Your task is to repeat all of the data exactly while excluding the pictures.

# # # # #

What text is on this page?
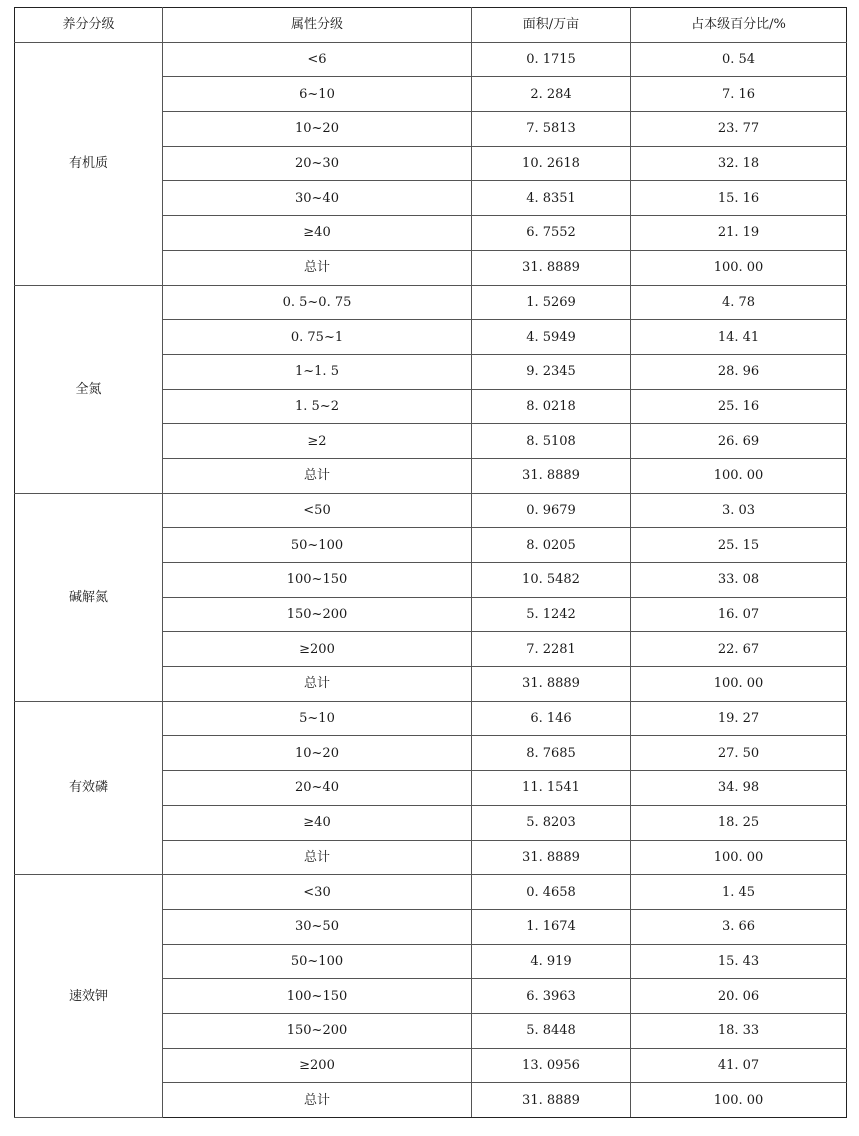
养分分级	属性分级	面积/万亩	占本级百分比/%
有机质	<6	0. 1715	0. 54
	6~10	2. 284	7. 16
	10~20	7. 5813	23. 77
	20~30	10. 2618	32. 18
	30~40	4. 8351	15. 16
	≥40	6. 7552	21. 19
	总计	31. 8889	100. 00
全氮	0. 5~0. 75	1. 5269	4. 78
	0. 75~1	4. 5949	14. 41
	1~1. 5	9. 2345	28. 96
	1. 5~2	8. 0218	25. 16
	≥2	8. 5108	26. 69
	总计	31. 8889	100. 00
碱解氮	<50	0. 9679	3. 03
	50~100	8. 0205	25. 15
	100~150	10. 5482	33. 08
	150~200	5. 1242	16. 07
	≥200	7. 2281	22. 67
	总计	31. 8889	100. 00
有效磷	5~10	6. 146	19. 27
	10~20	8. 7685	27. 50
	20~40	11. 1541	34. 98
	≥40	5. 8203	18. 25
	总计	31. 8889	100. 00
速效钾	<30	0. 4658	1. 45
	30~50	1. 1674	3. 66
	50~100	4. 919	15. 43
	100~150	6. 3963	20. 06
	150~200	5. 8448	18. 33
	≥200	13. 0956	41. 07
	总计	31. 8889	100. 00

# # # # #

Task response:
What text is on this page?
养分分级	属性分级	面积/万亩	占本级百分比/%
有机质	<6	0. 1715	0. 54
	6~10	2. 284	7. 16
	10~20	7. 5813	23. 77
	20~30	10. 2618	32. 18
	30~40	4. 8351	15. 16
	≥40	6. 7552	21. 19
	总计	31. 8889	100. 00
全氮	0. 5~0. 75	1. 5269	4. 78
	0. 75~1	4. 5949	14. 41
	1~1. 5	9. 2345	28. 96
	1. 5~2	8. 0218	25. 16
	≥2	8. 5108	26. 69
	总计	31. 8889	100. 00
碱解氮	<50	0. 9679	3. 03
	50~100	8. 0205	25. 15
	100~150	10. 5482	33. 08
	150~200	5. 1242	16. 07
	≥200	7. 2281	22. 67
	总计	31. 8889	100. 00
有效磷	5~10	6. 146	19. 27
	10~20	8. 7685	27. 50
	20~40	11. 1541	34. 98
	≥40	5. 8203	18. 25
	总计	31. 8889	100. 00
速效钾	<30	0. 4658	1. 45
	30~50	1. 1674	3. 66
	50~100	4. 919	15. 43
	100~150	6. 3963	20. 06
	150~200	5. 8448	18. 33
	≥200	13. 0956	41. 07
	总计	31. 8889	100. 00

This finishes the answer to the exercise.